▶ **Instruction**: Every line of the material is to be quoted verbatim, minus the pictures.

===== Material for the task =====

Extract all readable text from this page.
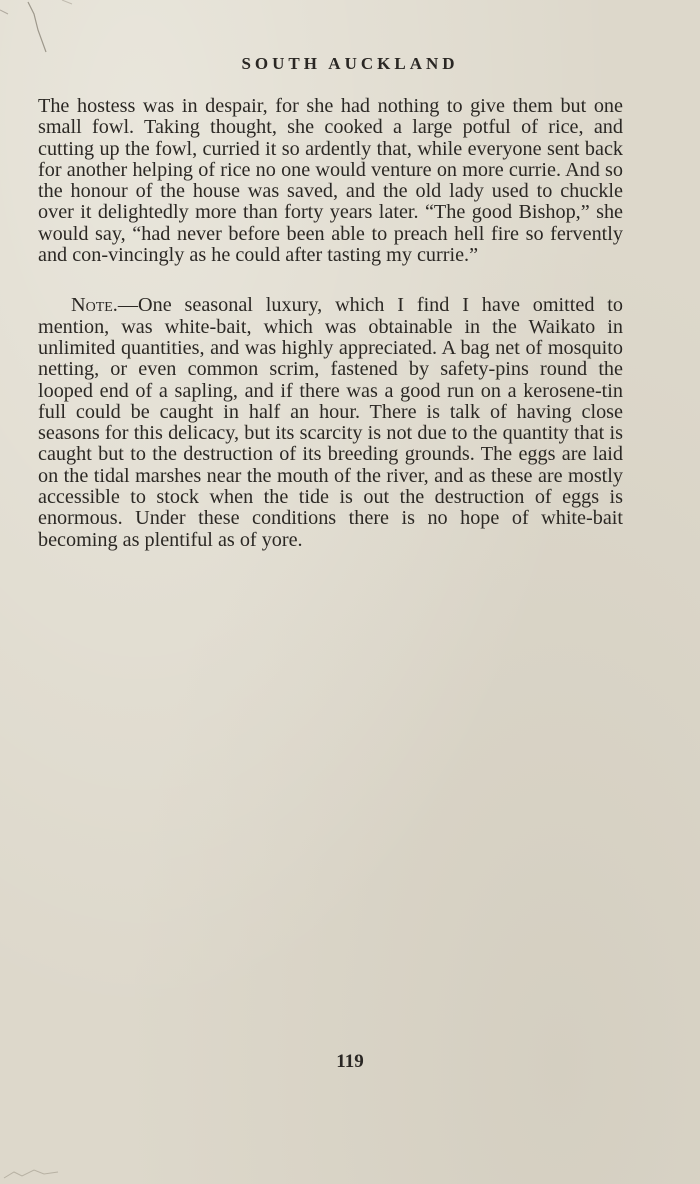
SOUTH AUCKLAND

The hostess was in despair, for she had nothing to give them but one small fowl. Taking thought, she cooked a large potful of rice, and cutting up the fowl, curried it so ardently that, while everyone sent back for another helping of rice no one would venture on more currie. And so the honour of the house was saved, and the old lady used to chuckle over it delightedly more than forty years later. “The good Bishop,” she would say, “had never before been able to preach hell fire so fervently and con-vincingly as he could after tasting my currie.”

Note.—One seasonal luxury, which I find I have omitted to mention, was white-bait, which was obtainable in the Waikato in unlimited quantities, and was highly appreciated. A bag net of mosquito netting, or even common scrim, fastened by safety-pins round the looped end of a sapling, and if there was a good run on a kerosene-tin full could be caught in half an hour. There is talk of having close seasons for this delicacy, but its scarcity is not due to the quantity that is caught but to the destruction of its breeding grounds. The eggs are laid on the tidal marshes near the mouth of the river, and as these are mostly accessible to stock when the tide is out the destruction of eggs is enormous. Under these conditions there is no hope of white-bait becoming as plentiful as of yore.

119
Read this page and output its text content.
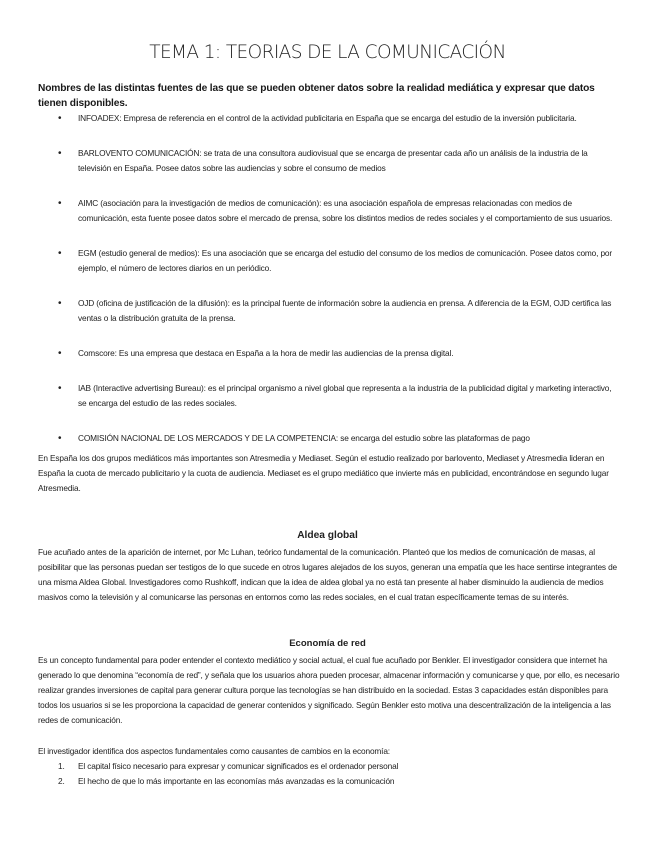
TEMA 1: TEORIAS DE LA COMUNICACIÓN

Nombres de las distintas fuentes de las que se pueden obtener datos sobre la realidad mediática y expresar que datos tienen disponibles.

• INFOADEX: Empresa de referencia en el control de la actividad publicitaria en España que se encarga del estudio de la inversión publicitaria.
• BARLOVENTO COMUNICACIÓN: se trata de una consultora audiovisual que se encarga de presentar cada año un análisis de la industria de la televisión en España. Posee datos sobre las audiencias y sobre el consumo de medios
• AIMC (asociación para la investigación de medios de comunicación): es una asociación española de empresas relacionadas con medios de comunicación, esta fuente posee datos sobre el mercado de prensa, sobre los distintos medios de redes sociales y el comportamiento de sus usuarios.
• EGM (estudio general de medios): Es una asociación que se encarga del estudio del consumo de los medios de comunicación. Posee datos como, por ejemplo, el número de lectores diarios en un periódico.
• OJD (oficina de justificación de la difusión): es la principal fuente de información sobre la audiencia en prensa. A diferencia de la EGM, OJD certifica las ventas o la distribución gratuita de la prensa.
• Comscore: Es una empresa que destaca en España a la hora de medir las audiencias de la prensa digital.
• IAB (Interactive advertising Bureau): es el principal organismo a nivel global que representa a la industria de la publicidad digital y marketing interactivo, se encarga del estudio de las redes sociales.
• COMISIÓN NACIONAL DE LOS MERCADOS Y DE LA COMPETENCIA: se encarga del estudio sobre las plataformas de pago

En España los dos grupos mediáticos más importantes son Atresmedia y Mediaset. Según el estudio realizado por barlovento, Mediaset y Atresmedia lideran en España la cuota de mercado publicitario y la cuota de audiencia. Mediaset es el grupo mediático que invierte más en publicidad, encontrándose en segundo lugar Atresmedia.

Aldea global

Fue acuñado antes de la aparición de internet, por Mc Luhan, teórico fundamental de la comunicación. Planteó que los medios de comunicación de masas, al posibilitar que las personas puedan ser testigos de lo que sucede en otros lugares alejados de los suyos, generan una empatía que les hace sentirse integrantes de una misma Aldea Global. Investigadores como Rushkoff, indican que la idea de aldea global ya no está tan presente al haber disminuido la audiencia de medios masivos como la televisión y al comunicarse las personas en entornos como las redes sociales, en el cual tratan específicamente temas de su interés.

Economía de red

Es un concepto fundamental para poder entender el contexto mediático y social actual, el cual fue acuñado por Benkler. El investigador considera que internet ha generado lo que denomina “economía de red”, y señala que los usuarios ahora pueden procesar, almacenar información y comunicarse y que, por ello, es necesario realizar grandes inversiones de capital para generar cultura porque las tecnologías se han distribuido en la sociedad. Estas 3 capacidades están disponibles para todos los usuarios si se les proporciona la capacidad de generar contenidos y significado. Según Benkler esto motiva una descentralización de la inteligencia a las redes de comunicación.

El investigador identifica dos aspectos fundamentales como causantes de cambios en la economía:

1. El capital físico necesario para expresar y comunicar significados es el ordenador personal
2. El hecho de que lo más importante en las economías más avanzadas es la comunicación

=====

▶ **Expected output**:
Extract all readable text from this page.
SOUTH AUCKLAND

The hostess was in despair, for she had nothing to give them but one small fowl. Taking thought, she cooked a large potful of rice, and cutting up the fowl, curried it so ardently that, while everyone sent back for another helping of rice no one would venture on more currie. And so the honour of the house was saved, and the old lady used to chuckle over it delightedly more than forty years later. “The good Bishop,” she would say, “had never before been able to preach hell fire so fervently and con-vincingly as he could after tasting my currie.”

Note.—One seasonal luxury, which I find I have omitted to mention, was white-bait, which was obtainable in the Waikato in unlimited quantities, and was highly appreciated. A bag net of mosquito netting, or even common scrim, fastened by safety-pins round the looped end of a sapling, and if there was a good run on a kerosene-tin full could be caught in half an hour. There is talk of having close seasons for this delicacy, but its scarcity is not due to the quantity that is caught but to the destruction of its breeding grounds. The eggs are laid on the tidal marshes near the mouth of the river, and as these are mostly accessible to stock when the tide is out the destruction of eggs is enormous. Under these conditions there is no hope of white-bait becoming as plentiful as of yore.

119
Read this page and output its text content.
TEMA 1: TEORIAS DE LA COMUNICACIÓN

Nombres de las distintas fuentes de las que se pueden obtener datos sobre la realidad mediática y expresar que datos tienen disponibles.

• INFOADEX: Empresa de referencia en el control de la actividad publicitaria en España que se encarga del estudio de la inversión publicitaria.
• BARLOVENTO COMUNICACIÓN: se trata de una consultora audiovisual que se encarga de presentar cada año un análisis de la industria de la televisión en España. Posee datos sobre las audiencias y sobre el consumo de medios
• AIMC (asociación para la investigación de medios de comunicación): es una asociación española de empresas relacionadas con medios de comunicación, esta fuente posee datos sobre el mercado de prensa, sobre los distintos medios de redes sociales y el comportamiento de sus usuarios.
• EGM (estudio general de medios): Es una asociación que se encarga del estudio del consumo de los medios de comunicación. Posee datos como, por ejemplo, el número de lectores diarios en un periódico.
• OJD (oficina de justificación de la difusión): es la principal fuente de información sobre la audiencia en prensa. A diferencia de la EGM, OJD certifica las ventas o la distribución gratuita de la prensa.
• Comscore: Es una empresa que destaca en España a la hora de medir las audiencias de la prensa digital.
• IAB (Interactive advertising Bureau): es el principal organismo a nivel global que representa a la industria de la publicidad digital y marketing interactivo, se encarga del estudio de las redes sociales.
• COMISIÓN NACIONAL DE LOS MERCADOS Y DE LA COMPETENCIA: se encarga del estudio sobre las plataformas de pago

En España los dos grupos mediáticos más importantes son Atresmedia y Mediaset. Según el estudio realizado por barlovento, Mediaset y Atresmedia lideran en España la cuota de mercado publicitario y la cuota de audiencia. Mediaset es el grupo mediático que invierte más en publicidad, encontrándose en segundo lugar Atresmedia.

Aldea global

Fue acuñado antes de la aparición de internet, por Mc Luhan, teórico fundamental de la comunicación. Planteó que los medios de comunicación de masas, al posibilitar que las personas puedan ser testigos de lo que sucede en otros lugares alejados de los suyos, generan una empatía que les hace sentirse integrantes de una misma Aldea Global. Investigadores como Rushkoff, indican que la idea de aldea global ya no está tan presente al haber disminuido la audiencia de medios masivos como la televisión y al comunicarse las personas en entornos como las redes sociales, en el cual tratan específicamente temas de su interés.

Economía de red

Es un concepto fundamental para poder entender el contexto mediático y social actual, el cual fue acuñado por Benkler. El investigador considera que internet ha generado lo que denomina “economía de red”, y señala que los usuarios ahora pueden procesar, almacenar información y comunicarse y que, por ello, es necesario realizar grandes inversiones de capital para generar cultura porque las tecnologías se han distribuido en la sociedad. Estas 3 capacidades están disponibles para todos los usuarios si se les proporciona la capacidad de generar contenidos y significado. Según Benkler esto motiva una descentralización de la inteligencia a las redes de comunicación.

El investigador identifica dos aspectos fundamentales como causantes de cambios en la economía:

1. El capital físico necesario para expresar y comunicar significados es el ordenador personal
2. El hecho de que lo más importante en las economías más avanzadas es la comunicación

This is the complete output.